## TASK BRIEF
What is the number of lines in the records below holding the string "Quantity"? Reply with it and nothing else.

Stored data:
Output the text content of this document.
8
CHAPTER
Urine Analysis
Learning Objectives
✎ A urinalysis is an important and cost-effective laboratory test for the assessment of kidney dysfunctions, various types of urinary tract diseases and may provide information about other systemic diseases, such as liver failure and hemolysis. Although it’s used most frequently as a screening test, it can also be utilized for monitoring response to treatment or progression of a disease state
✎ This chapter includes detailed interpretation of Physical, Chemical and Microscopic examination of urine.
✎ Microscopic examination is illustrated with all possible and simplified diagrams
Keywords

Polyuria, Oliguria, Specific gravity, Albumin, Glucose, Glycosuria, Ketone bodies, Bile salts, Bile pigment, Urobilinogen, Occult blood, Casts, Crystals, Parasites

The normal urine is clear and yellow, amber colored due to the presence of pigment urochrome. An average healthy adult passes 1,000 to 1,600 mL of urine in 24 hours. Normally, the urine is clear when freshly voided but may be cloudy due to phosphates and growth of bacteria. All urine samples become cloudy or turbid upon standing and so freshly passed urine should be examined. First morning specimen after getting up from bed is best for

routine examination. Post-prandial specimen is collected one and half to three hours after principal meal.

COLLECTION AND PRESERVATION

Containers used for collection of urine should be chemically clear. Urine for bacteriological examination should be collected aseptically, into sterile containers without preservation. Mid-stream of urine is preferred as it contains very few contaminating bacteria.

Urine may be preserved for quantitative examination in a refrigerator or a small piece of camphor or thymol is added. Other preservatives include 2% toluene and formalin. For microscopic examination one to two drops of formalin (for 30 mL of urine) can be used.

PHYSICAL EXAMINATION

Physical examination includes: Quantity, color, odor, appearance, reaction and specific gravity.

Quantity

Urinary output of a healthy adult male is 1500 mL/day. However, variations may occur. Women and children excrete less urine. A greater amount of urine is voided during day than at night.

## RESPONSE BELOW
2